— START TASK MATERIAL —

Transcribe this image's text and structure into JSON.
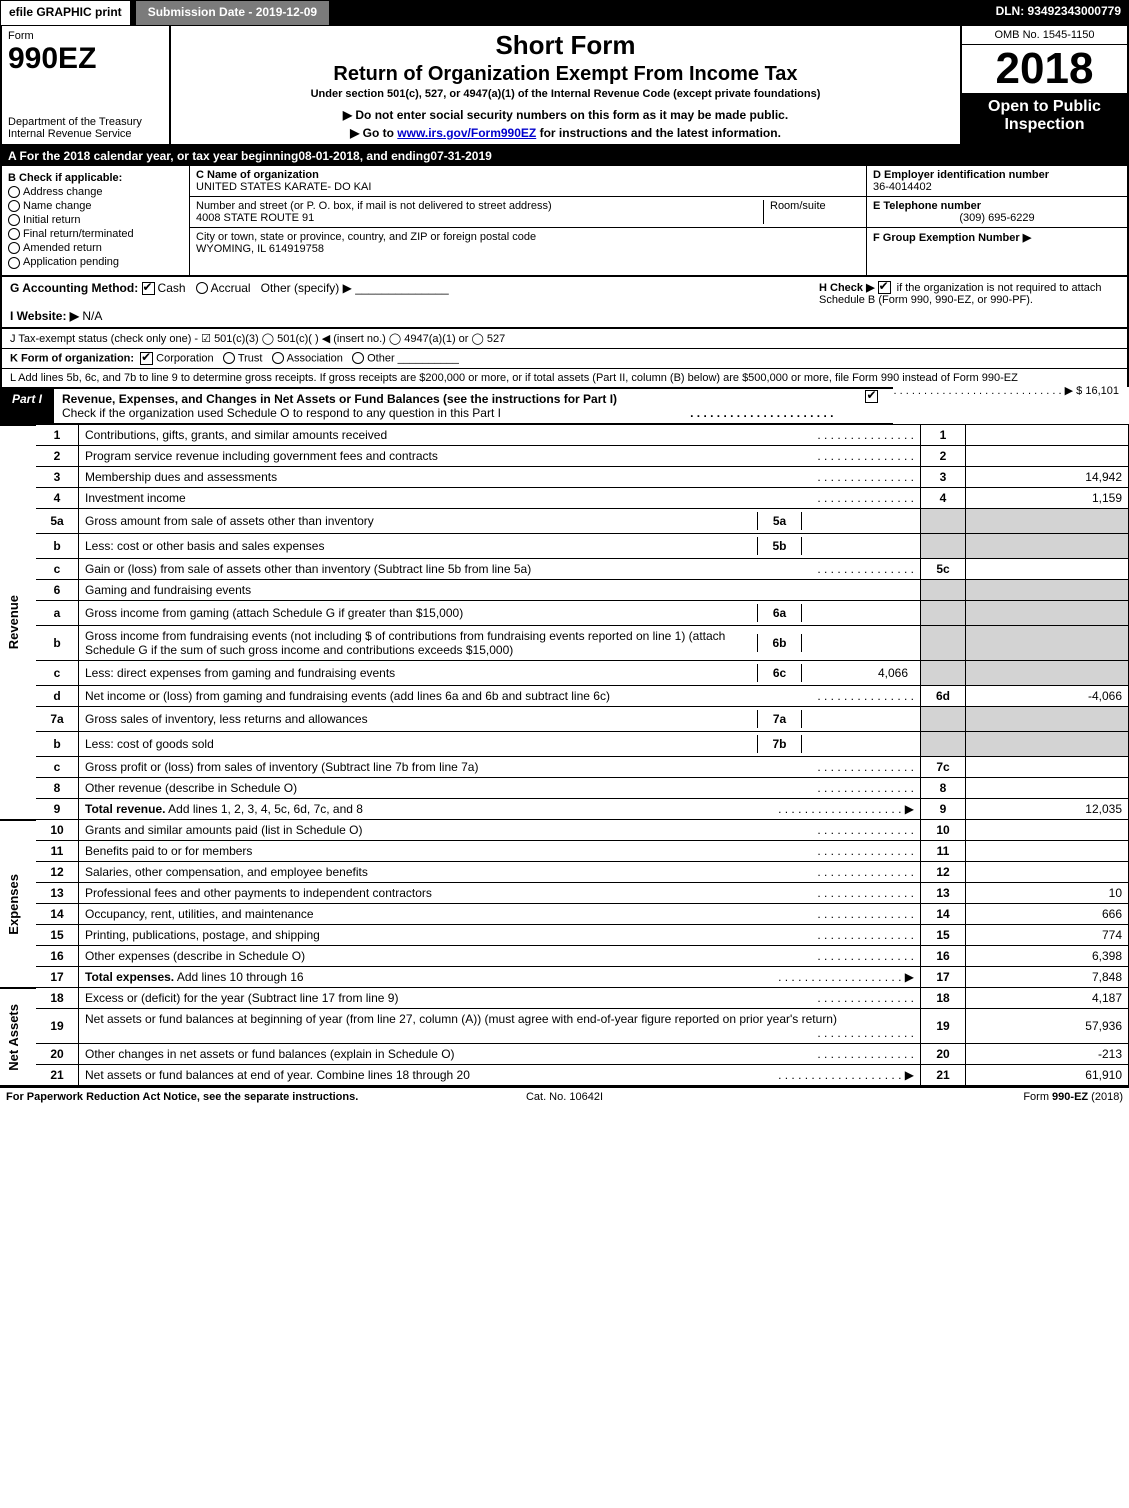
{
  "top_bar": {
    "efile": "efile GRAPHIC print",
    "submission": "Submission Date - 2019-12-09",
    "dln": "DLN: 93492343000779"
  },
  "header": {
    "form_label": "Form",
    "form_number": "990EZ",
    "dept1": "Department of the Treasury",
    "dept2": "Internal Revenue Service",
    "short_form": "Short Form",
    "return_title": "Return of Organization Exempt From Income Tax",
    "under": "Under section 501(c), 527, or 4947(a)(1) of the Internal Revenue Code (except private foundations)",
    "do_not": "▶ Do not enter social security numbers on this form as it may be made public.",
    "goto_pre": "▶ Go to ",
    "goto_link": "www.irs.gov/Form990EZ",
    "goto_post": " for instructions and the latest information.",
    "omb": "OMB No. 1545-1150",
    "year": "2018",
    "open": "Open to Public Inspection"
  },
  "period": {
    "a_pre": "A For the 2018 calendar year, or tax year beginning ",
    "begin": "08-01-2018",
    "mid": " , and ending ",
    "end": "07-31-2019"
  },
  "box_b": {
    "title": "B  Check if applicable:",
    "opts": [
      "Address change",
      "Name change",
      "Initial return",
      "Final return/terminated",
      "Amended return",
      "Application pending"
    ]
  },
  "box_c": {
    "c_label": "C Name of organization",
    "org": "UNITED STATES KARATE- DO KAI",
    "addr_label": "Number and street (or P. O. box, if mail is not delivered to street address)",
    "addr": "4008 STATE ROUTE 91",
    "room_label": "Room/suite",
    "city_label": "City or town, state or province, country, and ZIP or foreign postal code",
    "city": "WYOMING, IL  614919758"
  },
  "box_d": {
    "d_label": "D Employer identification number",
    "ein": "36-4014402",
    "e_label": "E Telephone number",
    "phone": "(309) 695-6229",
    "f_label": "F Group Exemption Number  ▶"
  },
  "g_line": {
    "g": "G Accounting Method:",
    "cash": "Cash",
    "accrual": "Accrual",
    "other": "Other (specify) ▶",
    "h": "H  Check ▶",
    "h_text": "if the organization is not required to attach Schedule B (Form 990, 990-EZ, or 990-PF)."
  },
  "i_line": {
    "label": "I Website: ▶",
    "val": "N/A"
  },
  "j_line": "J Tax-exempt status (check only one) -  ☑ 501(c)(3)  ◯ 501(c)(  ) ◀ (insert no.)  ◯ 4947(a)(1) or  ◯ 527",
  "k_line": {
    "label": "K Form of organization:",
    "corp": "Corporation",
    "trust": "Trust",
    "assoc": "Association",
    "other": "Other"
  },
  "l_line": {
    "text": "L Add lines 5b, 6c, and 7b to line 9 to determine gross receipts. If gross receipts are $200,000 or more, or if total assets (Part II, column (B) below) are $500,000 or more, file Form 990 instead of Form 990-EZ",
    "arrow": "▶ $",
    "val": "16,101"
  },
  "part1": {
    "label": "Part I",
    "title": "Revenue, Expenses, and Changes in Net Assets or Fund Balances (see the instructions for Part I)",
    "check": "Check if the organization used Schedule O to respond to any question in this Part I"
  },
  "sections": {
    "revenue": "Revenue",
    "expenses": "Expenses",
    "netassets": "Net Assets"
  },
  "rows": [
    {
      "sec": "rev",
      "ln": "1",
      "desc": "Contributions, gifts, grants, and similar amounts received",
      "num": "1",
      "val": ""
    },
    {
      "sec": "rev",
      "ln": "2",
      "desc": "Program service revenue including government fees and contracts",
      "num": "2",
      "val": ""
    },
    {
      "sec": "rev",
      "ln": "3",
      "desc": "Membership dues and assessments",
      "num": "3",
      "val": "14,942"
    },
    {
      "sec": "rev",
      "ln": "4",
      "desc": "Investment income",
      "num": "4",
      "val": "1,159"
    },
    {
      "sec": "rev",
      "ln": "5a",
      "desc": "Gross amount from sale of assets other than inventory",
      "sub": "5a",
      "subval": "",
      "grey": true
    },
    {
      "sec": "rev",
      "ln": "b",
      "desc": "Less: cost or other basis and sales expenses",
      "sub": "5b",
      "subval": "",
      "grey": true
    },
    {
      "sec": "rev",
      "ln": "c",
      "desc": "Gain or (loss) from sale of assets other than inventory (Subtract line 5b from line 5a)",
      "num": "5c",
      "val": ""
    },
    {
      "sec": "rev",
      "ln": "6",
      "desc": "Gaming and fundraising events",
      "grey_full": true
    },
    {
      "sec": "rev",
      "ln": "a",
      "desc": "Gross income from gaming (attach Schedule G if greater than $15,000)",
      "sub": "6a",
      "subval": "",
      "grey": true
    },
    {
      "sec": "rev",
      "ln": "b",
      "desc": "Gross income from fundraising events (not including $                      of contributions from fundraising events reported on line 1) (attach Schedule G if the sum of such gross income and contributions exceeds $15,000)",
      "sub": "6b",
      "subval": "",
      "grey": true
    },
    {
      "sec": "rev",
      "ln": "c",
      "desc": "Less: direct expenses from gaming and fundraising events",
      "sub": "6c",
      "subval": "4,066",
      "grey": true
    },
    {
      "sec": "rev",
      "ln": "d",
      "desc": "Net income or (loss) from gaming and fundraising events (add lines 6a and 6b and subtract line 6c)",
      "num": "6d",
      "val": "-4,066"
    },
    {
      "sec": "rev",
      "ln": "7a",
      "desc": "Gross sales of inventory, less returns and allowances",
      "sub": "7a",
      "subval": "",
      "grey": true
    },
    {
      "sec": "rev",
      "ln": "b",
      "desc": "Less: cost of goods sold",
      "sub": "7b",
      "subval": "",
      "grey": true
    },
    {
      "sec": "rev",
      "ln": "c",
      "desc": "Gross profit or (loss) from sales of inventory (Subtract line 7b from line 7a)",
      "num": "7c",
      "val": ""
    },
    {
      "sec": "rev",
      "ln": "8",
      "desc": "Other revenue (describe in Schedule O)",
      "num": "8",
      "val": ""
    },
    {
      "sec": "rev",
      "ln": "9",
      "desc": "Total revenue. Add lines 1, 2, 3, 4, 5c, 6d, 7c, and 8",
      "num": "9",
      "val": "12,035",
      "bold": true,
      "arrow": true
    },
    {
      "sec": "exp",
      "ln": "10",
      "desc": "Grants and similar amounts paid (list in Schedule O)",
      "num": "10",
      "val": ""
    },
    {
      "sec": "exp",
      "ln": "11",
      "desc": "Benefits paid to or for members",
      "num": "11",
      "val": ""
    },
    {
      "sec": "exp",
      "ln": "12",
      "desc": "Salaries, other compensation, and employee benefits",
      "num": "12",
      "val": ""
    },
    {
      "sec": "exp",
      "ln": "13",
      "desc": "Professional fees and other payments to independent contractors",
      "num": "13",
      "val": "10"
    },
    {
      "sec": "exp",
      "ln": "14",
      "desc": "Occupancy, rent, utilities, and maintenance",
      "num": "14",
      "val": "666"
    },
    {
      "sec": "exp",
      "ln": "15",
      "desc": "Printing, publications, postage, and shipping",
      "num": "15",
      "val": "774"
    },
    {
      "sec": "exp",
      "ln": "16",
      "desc": "Other expenses (describe in Schedule O)",
      "num": "16",
      "val": "6,398"
    },
    {
      "sec": "exp",
      "ln": "17",
      "desc": "Total expenses. Add lines 10 through 16",
      "num": "17",
      "val": "7,848",
      "bold": true,
      "arrow": true
    },
    {
      "sec": "net",
      "ln": "18",
      "desc": "Excess or (deficit) for the year (Subtract line 17 from line 9)",
      "num": "18",
      "val": "4,187"
    },
    {
      "sec": "net",
      "ln": "19",
      "desc": "Net assets or fund balances at beginning of year (from line 27, column (A)) (must agree with end-of-year figure reported on prior year's return)",
      "num": "19",
      "val": "57,936"
    },
    {
      "sec": "net",
      "ln": "20",
      "desc": "Other changes in net assets or fund balances (explain in Schedule O)",
      "num": "20",
      "val": "-213"
    },
    {
      "sec": "net",
      "ln": "21",
      "desc": "Net assets or fund balances at end of year. Combine lines 18 through 20",
      "num": "21",
      "val": "61,910",
      "arrow": true
    }
  ],
  "footer": {
    "left": "For Paperwork Reduction Act Notice, see the separate instructions.",
    "center": "Cat. No. 10642I",
    "right": "Form 990-EZ (2018)"
  }
}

— END TASK MATERIAL —

**DIRECTIONS:**
Look through the records and gather each line with the word "cost".

**WRITTEN ANSWER:**
      "desc": "Less: cost or other basis and sales expenses",
      "desc": "Less: cost of goods sold",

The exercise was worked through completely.